## begin

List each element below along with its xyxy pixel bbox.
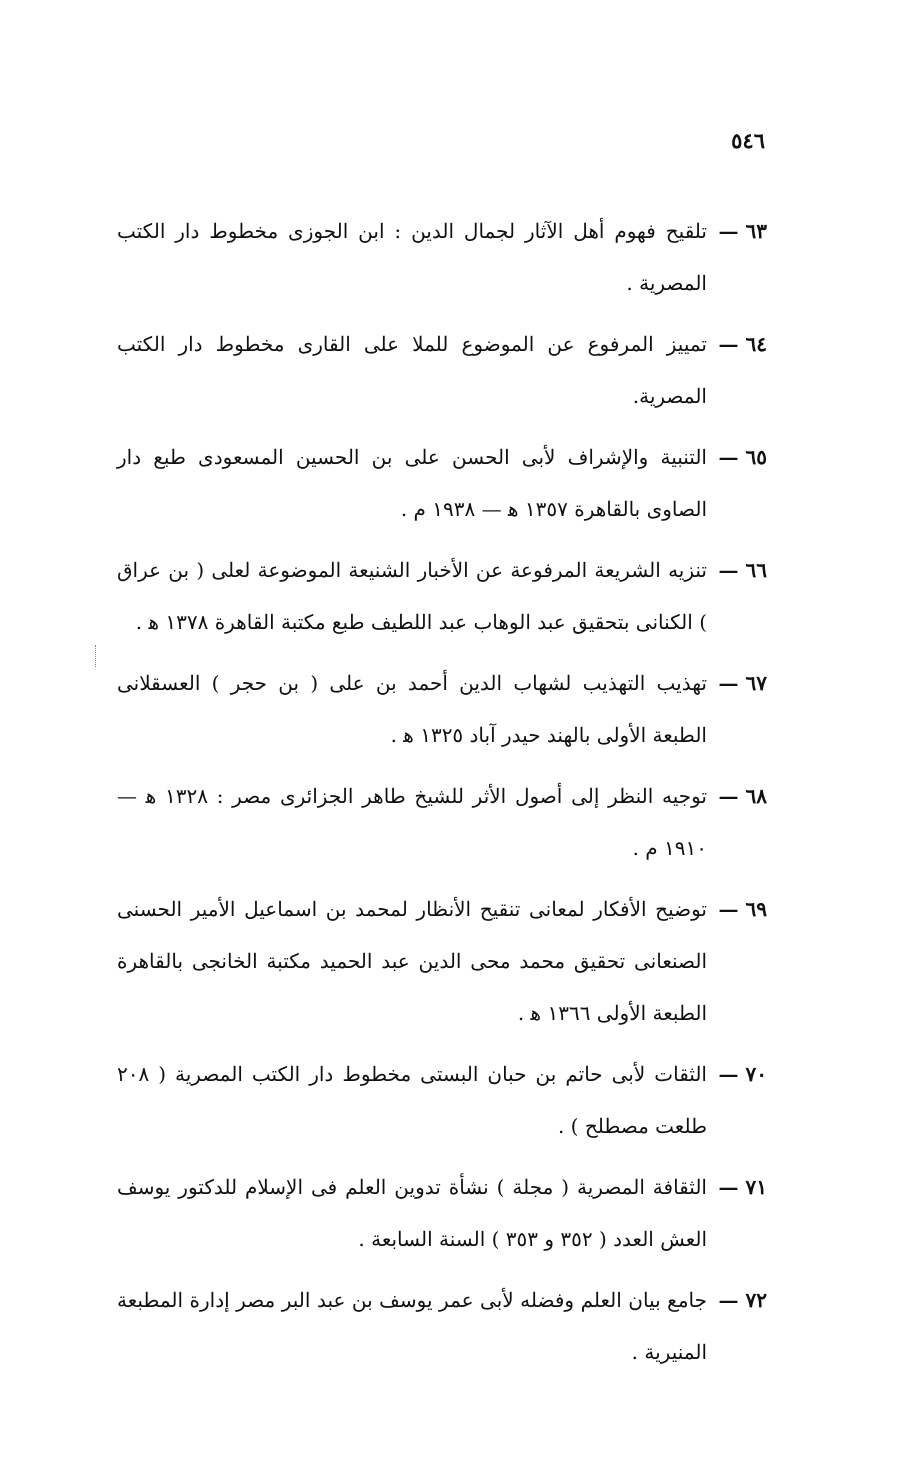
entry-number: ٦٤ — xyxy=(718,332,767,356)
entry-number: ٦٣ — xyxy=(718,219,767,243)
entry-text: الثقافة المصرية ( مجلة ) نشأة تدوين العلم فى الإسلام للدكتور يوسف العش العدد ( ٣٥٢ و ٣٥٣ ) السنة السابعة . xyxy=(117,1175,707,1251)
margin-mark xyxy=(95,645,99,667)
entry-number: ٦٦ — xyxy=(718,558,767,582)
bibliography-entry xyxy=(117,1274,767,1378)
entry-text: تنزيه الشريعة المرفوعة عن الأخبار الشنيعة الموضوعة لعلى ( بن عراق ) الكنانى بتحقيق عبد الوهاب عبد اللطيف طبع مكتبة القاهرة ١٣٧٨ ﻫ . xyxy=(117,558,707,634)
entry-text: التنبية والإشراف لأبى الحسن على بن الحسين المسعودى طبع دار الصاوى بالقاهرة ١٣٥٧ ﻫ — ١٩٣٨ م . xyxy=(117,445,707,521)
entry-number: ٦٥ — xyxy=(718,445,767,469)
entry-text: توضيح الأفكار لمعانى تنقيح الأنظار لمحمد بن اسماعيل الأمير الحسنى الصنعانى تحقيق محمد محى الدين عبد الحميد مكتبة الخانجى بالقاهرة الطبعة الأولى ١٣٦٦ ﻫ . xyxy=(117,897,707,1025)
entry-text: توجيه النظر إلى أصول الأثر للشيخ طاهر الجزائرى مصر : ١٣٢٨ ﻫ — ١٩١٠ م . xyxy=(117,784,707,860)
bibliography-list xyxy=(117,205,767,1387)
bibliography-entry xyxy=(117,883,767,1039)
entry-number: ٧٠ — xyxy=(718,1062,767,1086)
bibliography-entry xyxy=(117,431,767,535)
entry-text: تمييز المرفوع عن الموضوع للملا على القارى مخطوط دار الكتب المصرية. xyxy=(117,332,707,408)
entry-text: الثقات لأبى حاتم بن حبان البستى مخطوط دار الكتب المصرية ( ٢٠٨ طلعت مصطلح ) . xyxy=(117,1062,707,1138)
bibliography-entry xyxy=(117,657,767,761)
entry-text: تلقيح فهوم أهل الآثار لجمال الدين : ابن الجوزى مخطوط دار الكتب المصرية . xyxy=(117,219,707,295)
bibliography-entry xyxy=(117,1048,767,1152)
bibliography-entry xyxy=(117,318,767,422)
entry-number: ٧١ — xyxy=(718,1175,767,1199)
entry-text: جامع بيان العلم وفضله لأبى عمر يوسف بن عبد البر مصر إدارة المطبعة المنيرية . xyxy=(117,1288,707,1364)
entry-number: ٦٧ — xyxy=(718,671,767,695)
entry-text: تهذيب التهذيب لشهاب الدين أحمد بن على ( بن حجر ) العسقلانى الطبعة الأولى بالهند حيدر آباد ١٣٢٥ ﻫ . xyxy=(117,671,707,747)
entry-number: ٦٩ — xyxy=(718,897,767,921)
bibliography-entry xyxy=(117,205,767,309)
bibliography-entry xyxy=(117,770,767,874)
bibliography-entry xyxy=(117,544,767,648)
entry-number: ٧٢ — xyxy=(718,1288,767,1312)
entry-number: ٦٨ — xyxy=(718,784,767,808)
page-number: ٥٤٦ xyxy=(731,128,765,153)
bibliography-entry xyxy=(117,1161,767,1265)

## end

● AIM: Find each line above that contains the word "العلم" and copy those lines in full.

● EXPECTED ANSWER:
entry-text: الثقافة المصرية ( مجلة ) نشأة تدوين العلم فى الإسلام للدكتور يوسف العش العدد ( ٣٥٢ و ٣٥٣ ) السنة السابعة . xyxy=(117,1175,707,1251)
entry-text: جامع بيان العلم وفضله لأبى عمر يوسف بن عبد البر مصر إدارة المطبعة المنيرية . xyxy=(117,1288,707,1364)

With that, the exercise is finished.